Task description.
Without the images, print all the entries below exactly as given.

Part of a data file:
--- START ---

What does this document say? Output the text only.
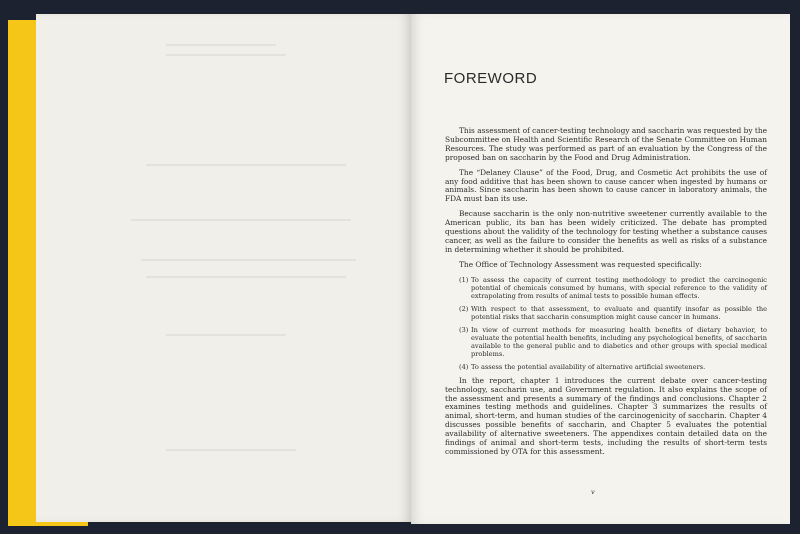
FOREWORD

This assessment of cancer-testing technology and saccharin was requested by the Subcommittee on Health and Scientific Research of the Senate Committee on Human Resources. The study was performed as part of an evaluation by the Congress of the proposed ban on saccharin by the Food and Drug Administration.

The “Delaney Clause” of the Food, Drug, and Cosmetic Act prohibits the use of any food additive that has been shown to cause cancer when ingested by humans or animals. Since saccharin has been shown to cause cancer in laboratory animals, the FDA must ban its use.

Because saccharin is the only non-nutritive sweetener currently available to the American public, its ban has been widely criticized. The debate has prompted questions about the validity of the technology for testing whether a substance causes cancer, as well as the failure to consider the benefits as well as risks of a substance in determining whether it should be prohibited.

The Office of Technology Assessment was requested specifically:

(1) To assess the capacity of current testing methodology to predict the carcinogenic potential of chemicals consumed by humans, with special reference to the validity of extrapolating from results of animal tests to possible human effects.
(2) With respect to that assessment, to evaluate and quantify insofar as possible the potential risks that saccharin consumption might cause cancer in humans.
(3) In view of current methods for measuring health benefits of dietary behavior, to evaluate the potential health benefits, including any psychological benefits, of saccharin available to the general public and to diabetics and other groups with special medical problems.
(4) To assess the potential availability of alternative artificial sweeteners.

In the report, chapter 1 introduces the current debate over cancer-testing technology, saccharin use, and Government regulation. It also explains the scope of the assessment and presents a summary of the findings and conclusions. Chapter 2 examines testing methods and guidelines. Chapter 3 summarizes the results of animal, short-term, and human studies of the carcinogenicity of saccharin. Chapter 4 discusses possible benefits of saccharin, and Chapter 5 evaluates the potential availability of alternative sweeteners. The appendixes contain detailed data on the findings of animal and short-term tests, including the results of short-term tests commissioned by OTA for this assessment.

v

--- END ---

Result below.
What does this document say? Output the text only.
FOREWORD

This assessment of cancer-testing technology and saccharin was requested by the Subcommittee on Health and Scientific Research of the Senate Committee on Human Resources. The study was performed as part of an evaluation by the Congress of the proposed ban on saccharin by the Food and Drug Administration.

The “Delaney Clause” of the Food, Drug, and Cosmetic Act prohibits the use of any food additive that has been shown to cause cancer when ingested by humans or animals. Since saccharin has been shown to cause cancer in laboratory animals, the FDA must ban its use.

Because saccharin is the only non-nutritive sweetener currently available to the American public, its ban has been widely criticized. The debate has prompted questions about the validity of the technology for testing whether a substance causes cancer, as well as the failure to consider the benefits as well as risks of a substance in determining whether it should be prohibited.

The Office of Technology Assessment was requested specifically:

(1) To assess the capacity of current testing methodology to predict the carcinogenic potential of chemicals consumed by humans, with special reference to the validity of extrapolating from results of animal tests to possible human effects.
(2) With respect to that assessment, to evaluate and quantify insofar as possible the potential risks that saccharin consumption might cause cancer in humans.
(3) In view of current methods for measuring health benefits of dietary behavior, to evaluate the potential health benefits, including any psychological benefits, of saccharin available to the general public and to diabetics and other groups with special medical problems.
(4) To assess the potential availability of alternative artificial sweeteners.

In the report, chapter 1 introduces the current debate over cancer-testing technology, saccharin use, and Government regulation. It also explains the scope of the assessment and presents a summary of the findings and conclusions. Chapter 2 examines testing methods and guidelines. Chapter 3 summarizes the results of animal, short-term, and human studies of the carcinogenicity of saccharin. Chapter 4 discusses possible benefits of saccharin, and Chapter 5 evaluates the potential availability of alternative sweeteners. The appendixes contain detailed data on the findings of animal and short-term tests, including the results of short-term tests commissioned by OTA for this assessment.

v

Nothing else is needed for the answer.